ACCIDENT DE STE-SUZANNE (suite)


   
 

 

Reçu par E-mail sur le site canyoning,
voici le
témoignage d'un des 2 accompagnateurs du groupe de 11 canyoneurs pris par la brusque montée d'eau. Fort heureusement, il n'y a eu aucune victime dans ce groupe, et seuls 3 membres sont restés bloqués derriere une cascade plusieurs heures avant d'être secourus. Ce récit confirme la brutalité de cette vague et son caractère à priori imprévisible.

" J'étais un des deux "guides" qui menions le groupe de 11 personnes samedi dernier à la Rivière Ste-Suzanne. ...

DONNÉES À TRAITER =

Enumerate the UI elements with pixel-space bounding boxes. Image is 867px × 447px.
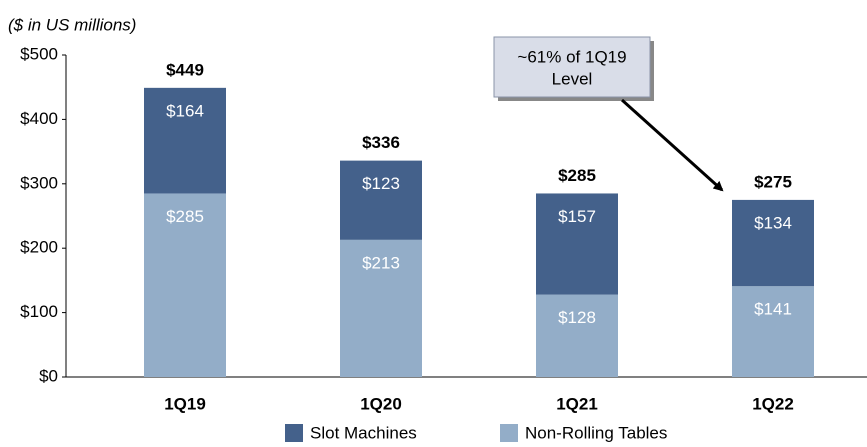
bar-segment bbox=[732, 199, 814, 287]
legend-label: Non-Rolling Tables bbox=[525, 423, 667, 442]
bar-segment bbox=[144, 193, 226, 377]
total-label: $449 bbox=[166, 60, 204, 79]
x-tick-label: 1Q19 bbox=[164, 394, 206, 413]
annotation: Level bbox=[552, 69, 593, 88]
value-label: $285 bbox=[166, 207, 204, 226]
x-tick-label: 1Q22 bbox=[752, 394, 794, 413]
total-label: $275 bbox=[754, 172, 792, 191]
subtitle: ($ in US millions) bbox=[8, 15, 136, 34]
legend-label: Slot Machines bbox=[310, 423, 417, 442]
legend-swatch bbox=[500, 424, 518, 442]
x-tick-label: 1Q20 bbox=[360, 394, 402, 413]
bar-segment bbox=[732, 286, 814, 377]
bar-segment bbox=[536, 294, 618, 377]
annotation-box bbox=[493, 36, 651, 98]
y-tick-label: $400 bbox=[20, 109, 58, 128]
y-tick-label: $200 bbox=[20, 238, 58, 257]
annotation: ~61% of 1Q19 bbox=[517, 47, 626, 66]
value-label: $213 bbox=[362, 253, 400, 272]
bar-segment bbox=[144, 87, 226, 194]
value-label: $164 bbox=[166, 101, 204, 120]
legend-swatch bbox=[285, 424, 303, 442]
y-tick-label: $300 bbox=[20, 173, 58, 192]
total-label: $336 bbox=[362, 133, 400, 152]
bar-segment bbox=[340, 239, 422, 377]
value-label: $141 bbox=[754, 300, 792, 319]
x-tick-label: 1Q21 bbox=[556, 394, 598, 413]
value-label: $128 bbox=[558, 308, 596, 327]
bar-segment bbox=[340, 160, 422, 240]
annotation-arrow bbox=[620, 98, 724, 192]
total-label: $285 bbox=[558, 166, 596, 185]
value-label: $123 bbox=[362, 174, 400, 193]
y-tick-label: $100 bbox=[20, 302, 58, 321]
y-tick-label: $500 bbox=[20, 44, 58, 63]
value-label: $157 bbox=[558, 207, 596, 226]
y-tick-label: $0 bbox=[39, 366, 58, 385]
bar-segment bbox=[536, 193, 618, 295]
value-label: $134 bbox=[754, 213, 792, 232]
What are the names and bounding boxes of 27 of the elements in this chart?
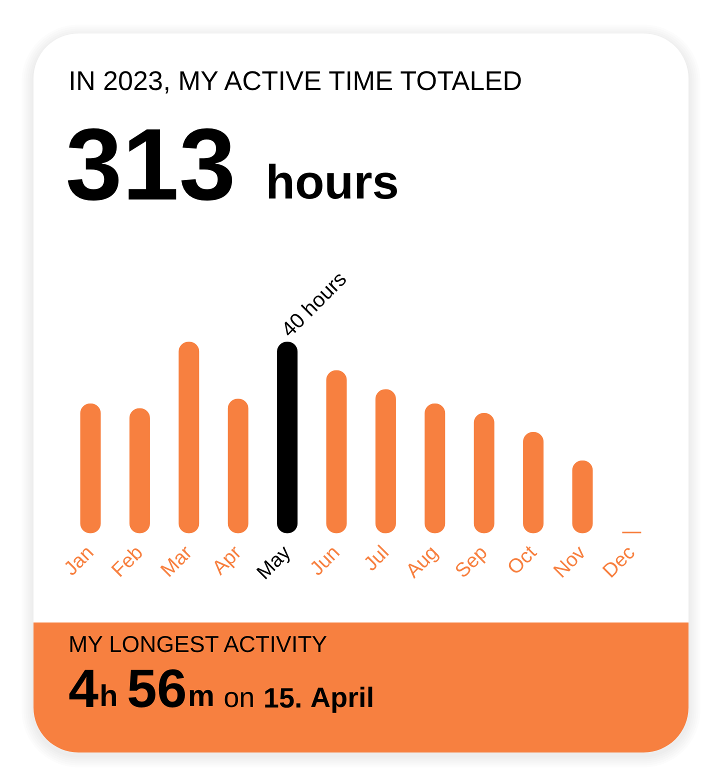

CONSIGNES DE TRAVAIL =
1. Recopiez, en le mettant à jour, le passage du texte allant de "ACCIDENT DE STE-SUZANNE" jusqu'à "Rivière Ste-Suzanne. ..." : remplacez "canyoneurs" par "randonneurs".
2. Citez à l'identique le passage des enregistrements allant de la ligne qui contient "bar-segment bbox=[732, 199, 814, 287]" jusqu'à celle qui contient "legend-swatch bbox=[285, 424, 303, 442]", ces deux lignes comprises.
Le texte et les enregistrements n'ont aucun lien entre eux.

RÉSULTATS DANS L'ORDRE =
1.
ACCIDENT DE STE-SUZANNE (suite)


   
 

 

Reçu par E-mail sur le site canyoning,
voici le
témoignage d'un des 2 accompagnateurs du groupe de 11 randonneurs pris par la brusque montée d'eau. Fort heureusement, il n'y a eu aucune victime dans ce groupe, et seuls 3 membres sont restés bloqués derriere une cascade plusieurs heures avant d'être secourus. Ce récit confirme la brutalité de cette vague et son caractère à priori imprévisible.

" J'étais un des deux "guides" qui menions le groupe de 11 personnes samedi dernier à la Rivière Ste-Suzanne. ...

2.
bar-segment bbox=[732, 199, 814, 287]
legend-label: Non-Rolling Tables bbox=[525, 423, 667, 442]
bar-segment bbox=[144, 193, 226, 377]
total-label: $449 bbox=[166, 60, 204, 79]
x-tick-label: 1Q19 bbox=[164, 394, 206, 413]
annotation: Level bbox=[552, 69, 593, 88]
value-label: $285 bbox=[166, 207, 204, 226]
x-tick-label: 1Q22 bbox=[752, 394, 794, 413]
total-label: $275 bbox=[754, 172, 792, 191]
subtitle: ($ in US millions) bbox=[8, 15, 136, 34]
legend-label: Slot Machines bbox=[310, 423, 417, 442]
legend-swatch bbox=[500, 424, 518, 442]
x-tick-label: 1Q20 bbox=[360, 394, 402, 413]
bar-segment bbox=[732, 286, 814, 377]
bar-segment bbox=[536, 294, 618, 377]
annotation-box bbox=[493, 36, 651, 98]
y-tick-label: $400 bbox=[20, 109, 58, 128]
y-tick-label: $200 bbox=[20, 238, 58, 257]
annotation: ~61% of 1Q19 bbox=[517, 47, 626, 66]
value-label: $213 bbox=[362, 253, 400, 272]
bar-segment bbox=[144, 87, 226, 194]
value-label: $164 bbox=[166, 101, 204, 120]
legend-swatch bbox=[285, 424, 303, 442]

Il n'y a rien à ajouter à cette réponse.